* begin *

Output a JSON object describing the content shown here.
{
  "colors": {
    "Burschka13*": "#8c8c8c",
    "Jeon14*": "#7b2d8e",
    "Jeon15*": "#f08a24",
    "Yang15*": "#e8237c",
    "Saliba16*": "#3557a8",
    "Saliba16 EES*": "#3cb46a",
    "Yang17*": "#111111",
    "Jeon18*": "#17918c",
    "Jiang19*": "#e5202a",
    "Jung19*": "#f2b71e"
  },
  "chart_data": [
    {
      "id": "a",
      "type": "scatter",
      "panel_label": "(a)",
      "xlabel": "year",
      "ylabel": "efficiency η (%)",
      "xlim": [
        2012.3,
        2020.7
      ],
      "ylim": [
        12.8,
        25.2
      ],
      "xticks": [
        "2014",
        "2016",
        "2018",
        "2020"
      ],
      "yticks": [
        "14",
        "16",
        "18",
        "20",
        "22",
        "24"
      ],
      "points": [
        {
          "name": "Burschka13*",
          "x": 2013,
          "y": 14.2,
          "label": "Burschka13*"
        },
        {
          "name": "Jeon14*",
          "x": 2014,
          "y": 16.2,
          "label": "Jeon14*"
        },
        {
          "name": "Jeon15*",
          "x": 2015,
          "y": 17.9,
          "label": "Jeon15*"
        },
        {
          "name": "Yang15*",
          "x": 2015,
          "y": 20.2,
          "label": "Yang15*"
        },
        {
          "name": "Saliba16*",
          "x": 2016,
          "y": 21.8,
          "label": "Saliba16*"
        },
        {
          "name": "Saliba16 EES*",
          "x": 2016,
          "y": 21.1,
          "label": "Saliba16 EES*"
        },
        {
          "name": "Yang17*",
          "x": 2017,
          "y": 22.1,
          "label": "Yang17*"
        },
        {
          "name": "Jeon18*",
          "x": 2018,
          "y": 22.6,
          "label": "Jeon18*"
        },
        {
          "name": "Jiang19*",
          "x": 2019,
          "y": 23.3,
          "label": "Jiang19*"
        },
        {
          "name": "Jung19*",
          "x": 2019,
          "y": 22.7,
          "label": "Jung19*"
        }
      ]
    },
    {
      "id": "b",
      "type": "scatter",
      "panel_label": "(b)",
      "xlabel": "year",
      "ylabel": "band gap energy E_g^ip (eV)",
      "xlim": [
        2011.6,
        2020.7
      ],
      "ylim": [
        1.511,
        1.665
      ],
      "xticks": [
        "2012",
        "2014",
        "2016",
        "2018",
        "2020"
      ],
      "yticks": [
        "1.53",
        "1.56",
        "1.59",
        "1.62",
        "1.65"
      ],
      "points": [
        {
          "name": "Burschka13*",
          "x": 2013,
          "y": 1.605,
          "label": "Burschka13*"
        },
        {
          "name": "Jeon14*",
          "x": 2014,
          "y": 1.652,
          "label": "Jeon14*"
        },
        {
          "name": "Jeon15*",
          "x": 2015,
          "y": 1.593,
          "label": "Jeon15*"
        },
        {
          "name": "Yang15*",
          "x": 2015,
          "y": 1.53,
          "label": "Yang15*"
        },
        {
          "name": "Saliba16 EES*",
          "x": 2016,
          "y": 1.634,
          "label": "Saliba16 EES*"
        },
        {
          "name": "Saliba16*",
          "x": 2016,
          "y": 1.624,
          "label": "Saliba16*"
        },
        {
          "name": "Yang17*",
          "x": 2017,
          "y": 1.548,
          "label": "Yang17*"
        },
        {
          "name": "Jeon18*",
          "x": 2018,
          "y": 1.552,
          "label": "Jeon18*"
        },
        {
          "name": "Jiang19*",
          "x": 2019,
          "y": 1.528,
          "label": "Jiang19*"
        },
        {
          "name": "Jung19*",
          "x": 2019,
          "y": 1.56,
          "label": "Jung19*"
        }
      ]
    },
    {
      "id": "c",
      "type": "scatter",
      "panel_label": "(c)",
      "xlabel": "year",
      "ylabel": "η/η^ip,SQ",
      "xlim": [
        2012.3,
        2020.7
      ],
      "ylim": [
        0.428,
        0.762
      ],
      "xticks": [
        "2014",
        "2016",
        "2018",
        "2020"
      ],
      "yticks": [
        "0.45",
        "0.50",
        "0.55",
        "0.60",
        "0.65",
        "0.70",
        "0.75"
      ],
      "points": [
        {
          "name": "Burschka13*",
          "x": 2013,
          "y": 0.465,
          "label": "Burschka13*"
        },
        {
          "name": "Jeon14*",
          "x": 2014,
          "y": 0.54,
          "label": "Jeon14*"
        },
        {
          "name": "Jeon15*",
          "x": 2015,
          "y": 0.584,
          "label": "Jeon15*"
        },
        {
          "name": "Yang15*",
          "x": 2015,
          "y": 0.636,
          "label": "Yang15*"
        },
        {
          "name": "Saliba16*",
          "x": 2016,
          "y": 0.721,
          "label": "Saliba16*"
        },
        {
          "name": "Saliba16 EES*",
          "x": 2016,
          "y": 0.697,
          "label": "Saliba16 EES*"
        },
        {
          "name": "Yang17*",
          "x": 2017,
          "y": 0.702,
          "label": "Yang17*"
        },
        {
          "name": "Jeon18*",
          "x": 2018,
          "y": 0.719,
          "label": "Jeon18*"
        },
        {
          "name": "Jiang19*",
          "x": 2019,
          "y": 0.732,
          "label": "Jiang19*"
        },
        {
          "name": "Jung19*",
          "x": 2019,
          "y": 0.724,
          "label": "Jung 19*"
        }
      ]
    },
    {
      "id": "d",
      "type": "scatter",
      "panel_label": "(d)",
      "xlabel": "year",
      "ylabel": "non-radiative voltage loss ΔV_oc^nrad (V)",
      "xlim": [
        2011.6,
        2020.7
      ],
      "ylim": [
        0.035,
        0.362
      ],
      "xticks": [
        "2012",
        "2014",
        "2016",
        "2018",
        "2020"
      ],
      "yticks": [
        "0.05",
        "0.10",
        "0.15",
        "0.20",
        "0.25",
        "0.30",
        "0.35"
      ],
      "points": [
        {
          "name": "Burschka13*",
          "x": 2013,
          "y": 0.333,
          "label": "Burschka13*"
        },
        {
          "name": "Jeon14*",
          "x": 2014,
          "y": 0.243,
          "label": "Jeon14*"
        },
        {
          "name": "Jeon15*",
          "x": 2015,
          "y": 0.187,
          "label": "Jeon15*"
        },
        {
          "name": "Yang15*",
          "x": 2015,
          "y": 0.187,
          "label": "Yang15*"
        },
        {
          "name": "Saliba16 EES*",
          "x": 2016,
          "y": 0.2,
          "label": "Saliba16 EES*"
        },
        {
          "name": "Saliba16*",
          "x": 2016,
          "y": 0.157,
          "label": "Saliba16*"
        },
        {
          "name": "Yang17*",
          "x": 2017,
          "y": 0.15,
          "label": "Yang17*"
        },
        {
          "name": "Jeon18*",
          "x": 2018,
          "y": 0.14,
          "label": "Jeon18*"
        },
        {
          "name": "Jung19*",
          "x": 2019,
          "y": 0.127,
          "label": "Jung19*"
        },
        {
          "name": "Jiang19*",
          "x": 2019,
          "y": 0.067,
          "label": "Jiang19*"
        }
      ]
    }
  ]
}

* end *

# CHALLENGE:
Extract every line above containing the word "ylabel".

# FINAL RESULT:
      "ylabel": "efficiency η (%)",
      "ylabel": "band gap energy E_g^ip (eV)",
      "ylabel": "η/η^ip,SQ",
      "ylabel": "non-radiative voltage loss ΔV_oc^nrad (V)",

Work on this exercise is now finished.